= Written task =
Copy down all of the data underneath, exactly as shown.

** BEGIN Given information **

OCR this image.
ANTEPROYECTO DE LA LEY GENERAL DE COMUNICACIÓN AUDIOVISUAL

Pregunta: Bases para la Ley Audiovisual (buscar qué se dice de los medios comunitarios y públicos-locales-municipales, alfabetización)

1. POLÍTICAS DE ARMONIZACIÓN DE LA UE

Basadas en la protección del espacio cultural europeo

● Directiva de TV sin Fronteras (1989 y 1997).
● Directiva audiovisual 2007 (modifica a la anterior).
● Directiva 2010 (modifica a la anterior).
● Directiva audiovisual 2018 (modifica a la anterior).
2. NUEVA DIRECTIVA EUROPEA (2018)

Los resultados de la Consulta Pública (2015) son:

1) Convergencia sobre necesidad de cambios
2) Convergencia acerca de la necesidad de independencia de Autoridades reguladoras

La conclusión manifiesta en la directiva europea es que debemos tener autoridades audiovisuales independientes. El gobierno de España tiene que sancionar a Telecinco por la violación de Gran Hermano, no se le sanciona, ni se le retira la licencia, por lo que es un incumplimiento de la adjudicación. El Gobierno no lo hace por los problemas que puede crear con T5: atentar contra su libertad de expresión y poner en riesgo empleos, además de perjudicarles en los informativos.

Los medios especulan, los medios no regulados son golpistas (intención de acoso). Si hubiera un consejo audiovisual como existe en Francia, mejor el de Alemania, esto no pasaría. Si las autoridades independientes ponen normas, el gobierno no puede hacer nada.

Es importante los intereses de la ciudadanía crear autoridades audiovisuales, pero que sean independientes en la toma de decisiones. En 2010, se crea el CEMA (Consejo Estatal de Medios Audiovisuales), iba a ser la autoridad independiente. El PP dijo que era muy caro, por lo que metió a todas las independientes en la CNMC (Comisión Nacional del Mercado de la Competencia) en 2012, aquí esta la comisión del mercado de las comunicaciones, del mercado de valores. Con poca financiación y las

** END Given information **

= Reply =
OCR this image.
ANTEPROYECTO DE LA LEY GENERAL DE COMUNICACIÓN AUDIOVISUAL

Pregunta: Bases para la Ley Audiovisual (buscar qué se dice de los medios comunitarios y públicos-locales-municipales, alfabetización)

1. POLÍTICAS DE ARMONIZACIÓN DE LA UE

Basadas en la protección del espacio cultural europeo

● Directiva de TV sin Fronteras (1989 y 1997).
● Directiva audiovisual 2007 (modifica a la anterior).
● Directiva 2010 (modifica a la anterior).
● Directiva audiovisual 2018 (modifica a la anterior).
2. NUEVA DIRECTIVA EUROPEA (2018)

Los resultados de la Consulta Pública (2015) son:

1) Convergencia sobre necesidad de cambios
2) Convergencia acerca de la necesidad de independencia de Autoridades reguladoras

La conclusión manifiesta en la directiva europea es que debemos tener autoridades audiovisuales independientes. El gobierno de España tiene que sancionar a Telecinco por la violación de Gran Hermano, no se le sanciona, ni se le retira la licencia, por lo que es un incumplimiento de la adjudicación. El Gobierno no lo hace por los problemas que puede crear con T5: atentar contra su libertad de expresión y poner en riesgo empleos, además de perjudicarles en los informativos.

Los medios especulan, los medios no regulados son golpistas (intención de acoso). Si hubiera un consejo audiovisual como existe en Francia, mejor el de Alemania, esto no pasaría. Si las autoridades independientes ponen normas, el gobierno no puede hacer nada.

Es importante los intereses de la ciudadanía crear autoridades audiovisuales, pero que sean independientes en la toma de decisiones. En 2010, se crea el CEMA (Consejo Estatal de Medios Audiovisuales), iba a ser la autoridad independiente. El PP dijo que era muy caro, por lo que metió a todas las independientes en la CNMC (Comisión Nacional del Mercado de la Competencia) en 2012, aquí esta la comisión del mercado de las comunicaciones, del mercado de valores. Con poca financiación y las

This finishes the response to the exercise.